_Input records_.
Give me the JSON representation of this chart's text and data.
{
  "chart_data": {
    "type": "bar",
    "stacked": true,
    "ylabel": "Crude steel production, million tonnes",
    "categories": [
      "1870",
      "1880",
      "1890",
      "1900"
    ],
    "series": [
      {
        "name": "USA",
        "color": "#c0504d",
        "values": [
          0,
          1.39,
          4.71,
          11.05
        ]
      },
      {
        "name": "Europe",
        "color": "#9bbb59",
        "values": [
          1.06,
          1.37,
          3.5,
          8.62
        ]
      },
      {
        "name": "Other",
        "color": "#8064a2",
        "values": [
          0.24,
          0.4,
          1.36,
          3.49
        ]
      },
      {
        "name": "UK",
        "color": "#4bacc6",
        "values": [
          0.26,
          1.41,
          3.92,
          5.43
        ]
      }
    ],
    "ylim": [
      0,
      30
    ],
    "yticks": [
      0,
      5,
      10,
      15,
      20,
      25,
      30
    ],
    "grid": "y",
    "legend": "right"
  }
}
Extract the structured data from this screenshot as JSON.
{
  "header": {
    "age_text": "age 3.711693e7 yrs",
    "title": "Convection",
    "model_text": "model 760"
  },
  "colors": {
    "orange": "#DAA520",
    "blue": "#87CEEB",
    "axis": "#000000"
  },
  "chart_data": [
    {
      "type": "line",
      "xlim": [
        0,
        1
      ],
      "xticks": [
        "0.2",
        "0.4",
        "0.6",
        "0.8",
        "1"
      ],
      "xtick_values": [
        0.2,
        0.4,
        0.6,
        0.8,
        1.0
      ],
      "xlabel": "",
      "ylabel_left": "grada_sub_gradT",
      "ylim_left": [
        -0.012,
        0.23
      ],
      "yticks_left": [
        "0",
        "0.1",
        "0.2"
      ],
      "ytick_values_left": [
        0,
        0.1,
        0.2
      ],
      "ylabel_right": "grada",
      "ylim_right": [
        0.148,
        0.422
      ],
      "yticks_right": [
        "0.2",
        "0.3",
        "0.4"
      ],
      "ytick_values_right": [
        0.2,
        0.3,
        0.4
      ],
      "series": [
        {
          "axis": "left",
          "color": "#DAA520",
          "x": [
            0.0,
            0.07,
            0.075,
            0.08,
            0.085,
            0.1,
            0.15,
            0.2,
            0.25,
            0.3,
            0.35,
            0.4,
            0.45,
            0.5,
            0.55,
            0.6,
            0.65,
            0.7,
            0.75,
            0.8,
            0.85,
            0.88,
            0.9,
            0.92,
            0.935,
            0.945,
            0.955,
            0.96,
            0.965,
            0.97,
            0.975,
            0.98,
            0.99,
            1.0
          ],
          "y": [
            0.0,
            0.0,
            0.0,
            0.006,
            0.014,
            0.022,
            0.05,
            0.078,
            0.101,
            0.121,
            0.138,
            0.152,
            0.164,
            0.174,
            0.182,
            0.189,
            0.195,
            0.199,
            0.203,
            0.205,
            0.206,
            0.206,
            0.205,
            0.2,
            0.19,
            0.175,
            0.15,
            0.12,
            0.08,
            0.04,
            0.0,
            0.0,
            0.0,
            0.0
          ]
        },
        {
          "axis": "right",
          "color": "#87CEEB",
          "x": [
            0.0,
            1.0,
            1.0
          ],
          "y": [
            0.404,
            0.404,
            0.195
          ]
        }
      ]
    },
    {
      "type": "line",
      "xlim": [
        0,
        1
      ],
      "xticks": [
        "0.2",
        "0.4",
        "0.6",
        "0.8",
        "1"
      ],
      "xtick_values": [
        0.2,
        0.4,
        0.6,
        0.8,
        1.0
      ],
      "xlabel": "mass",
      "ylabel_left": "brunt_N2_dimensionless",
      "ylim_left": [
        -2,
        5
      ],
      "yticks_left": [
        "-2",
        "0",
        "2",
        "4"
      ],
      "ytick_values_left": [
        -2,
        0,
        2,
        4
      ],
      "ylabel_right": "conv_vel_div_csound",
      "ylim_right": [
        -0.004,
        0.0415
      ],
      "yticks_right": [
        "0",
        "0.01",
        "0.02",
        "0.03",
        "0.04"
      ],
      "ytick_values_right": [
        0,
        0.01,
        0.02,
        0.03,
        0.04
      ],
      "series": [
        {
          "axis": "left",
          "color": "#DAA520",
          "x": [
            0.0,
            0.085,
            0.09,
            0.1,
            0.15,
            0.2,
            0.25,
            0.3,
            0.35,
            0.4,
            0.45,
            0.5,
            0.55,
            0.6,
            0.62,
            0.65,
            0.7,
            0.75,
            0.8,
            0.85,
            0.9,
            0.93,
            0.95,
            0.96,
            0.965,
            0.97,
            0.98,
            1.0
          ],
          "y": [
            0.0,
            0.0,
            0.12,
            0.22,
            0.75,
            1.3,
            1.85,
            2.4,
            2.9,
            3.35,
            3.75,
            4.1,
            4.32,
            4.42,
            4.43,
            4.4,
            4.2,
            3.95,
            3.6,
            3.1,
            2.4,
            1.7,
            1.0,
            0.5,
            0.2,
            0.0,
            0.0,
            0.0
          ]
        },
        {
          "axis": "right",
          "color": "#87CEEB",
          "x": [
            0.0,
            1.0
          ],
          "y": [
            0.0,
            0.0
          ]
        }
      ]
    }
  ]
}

_Task brief_. Repeat the material in full, exactly as it stands.

_Answer below_.
Give me the JSON representation of this chart's text and data.
{
  "chart_data": {
    "type": "bar",
    "stacked": true,
    "ylabel": "Crude steel production, million tonnes",
    "categories": [
      "1870",
      "1880",
      "1890",
      "1900"
    ],
    "series": [
      {
        "name": "USA",
        "color": "#c0504d",
        "values": [
          0,
          1.39,
          4.71,
          11.05
        ]
      },
      {
        "name": "Europe",
        "color": "#9bbb59",
        "values": [
          1.06,
          1.37,
          3.5,
          8.62
        ]
      },
      {
        "name": "Other",
        "color": "#8064a2",
        "values": [
          0.24,
          0.4,
          1.36,
          3.49
        ]
      },
      {
        "name": "UK",
        "color": "#4bacc6",
        "values": [
          0.26,
          1.41,
          3.92,
          5.43
        ]
      }
    ],
    "ylim": [
      0,
      30
    ],
    "yticks": [
      0,
      5,
      10,
      15,
      20,
      25,
      30
    ],
    "grid": "y",
    "legend": "right"
  }
}
Extract the structured data from this screenshot as JSON.
{
  "header": {
    "age_text": "age 3.711693e7 yrs",
    "title": "Convection",
    "model_text": "model 760"
  },
  "colors": {
    "orange": "#DAA520",
    "blue": "#87CEEB",
    "axis": "#000000"
  },
  "chart_data": [
    {
      "type": "line",
      "xlim": [
        0,
        1
      ],
      "xticks": [
        "0.2",
        "0.4",
        "0.6",
        "0.8",
        "1"
      ],
      "xtick_values": [
        0.2,
        0.4,
        0.6,
        0.8,
        1.0
      ],
      "xlabel": "",
      "ylabel_left": "grada_sub_gradT",
      "ylim_left": [
        -0.012,
        0.23
      ],
      "yticks_left": [
        "0",
        "0.1",
        "0.2"
      ],
      "ytick_values_left": [
        0,
        0.1,
        0.2
      ],
      "ylabel_right": "grada",
      "ylim_right": [
        0.148,
        0.422
      ],
      "yticks_right": [
        "0.2",
        "0.3",
        "0.4"
      ],
      "ytick_values_right": [
        0.2,
        0.3,
        0.4
      ],
      "series": [
        {
          "axis": "left",
          "color": "#DAA520",
          "x": [
            0.0,
            0.07,
            0.075,
            0.08,
            0.085,
            0.1,
            0.15,
            0.2,
            0.25,
            0.3,
            0.35,
            0.4,
            0.45,
            0.5,
            0.55,
            0.6,
            0.65,
            0.7,
            0.75,
            0.8,
            0.85,
            0.88,
            0.9,
            0.92,
            0.935,
            0.945,
            0.955,
            0.96,
            0.965,
            0.97,
            0.975,
            0.98,
            0.99,
            1.0
          ],
          "y": [
            0.0,
            0.0,
            0.0,
            0.006,
            0.014,
            0.022,
            0.05,
            0.078,
            0.101,
            0.121,
            0.138,
            0.152,
            0.164,
            0.174,
            0.182,
            0.189,
            0.195,
            0.199,
            0.203,
            0.205,
            0.206,
            0.206,
            0.205,
            0.2,
            0.19,
            0.175,
            0.15,
            0.12,
            0.08,
            0.04,
            0.0,
            0.0,
            0.0,
            0.0
          ]
        },
        {
          "axis": "right",
          "color": "#87CEEB",
          "x": [
            0.0,
            1.0,
            1.0
          ],
          "y": [
            0.404,
            0.404,
            0.195
          ]
        }
      ]
    },
    {
      "type": "line",
      "xlim": [
        0,
        1
      ],
      "xticks": [
        "0.2",
        "0.4",
        "0.6",
        "0.8",
        "1"
      ],
      "xtick_values": [
        0.2,
        0.4,
        0.6,
        0.8,
        1.0
      ],
      "xlabel": "mass",
      "ylabel_left": "brunt_N2_dimensionless",
      "ylim_left": [
        -2,
        5
      ],
      "yticks_left": [
        "-2",
        "0",
        "2",
        "4"
      ],
      "ytick_values_left": [
        -2,
        0,
        2,
        4
      ],
      "ylabel_right": "conv_vel_div_csound",
      "ylim_right": [
        -0.004,
        0.0415
      ],
      "yticks_right": [
        "0",
        "0.01",
        "0.02",
        "0.03",
        "0.04"
      ],
      "ytick_values_right": [
        0,
        0.01,
        0.02,
        0.03,
        0.04
      ],
      "series": [
        {
          "axis": "left",
          "color": "#DAA520",
          "x": [
            0.0,
            0.085,
            0.09,
            0.1,
            0.15,
            0.2,
            0.25,
            0.3,
            0.35,
            0.4,
            0.45,
            0.5,
            0.55,
            0.6,
            0.62,
            0.65,
            0.7,
            0.75,
            0.8,
            0.85,
            0.9,
            0.93,
            0.95,
            0.96,
            0.965,
            0.97,
            0.98,
            1.0
          ],
          "y": [
            0.0,
            0.0,
            0.12,
            0.22,
            0.75,
            1.3,
            1.85,
            2.4,
            2.9,
            3.35,
            3.75,
            4.1,
            4.32,
            4.42,
            4.43,
            4.4,
            4.2,
            3.95,
            3.6,
            3.1,
            2.4,
            1.7,
            1.0,
            0.5,
            0.2,
            0.0,
            0.0,
            0.0
          ]
        },
        {
          "axis": "right",
          "color": "#87CEEB",
          "x": [
            0.0,
            1.0
          ],
          "y": [
            0.0,
            0.0
          ]
        }
      ]
    }
  ]
}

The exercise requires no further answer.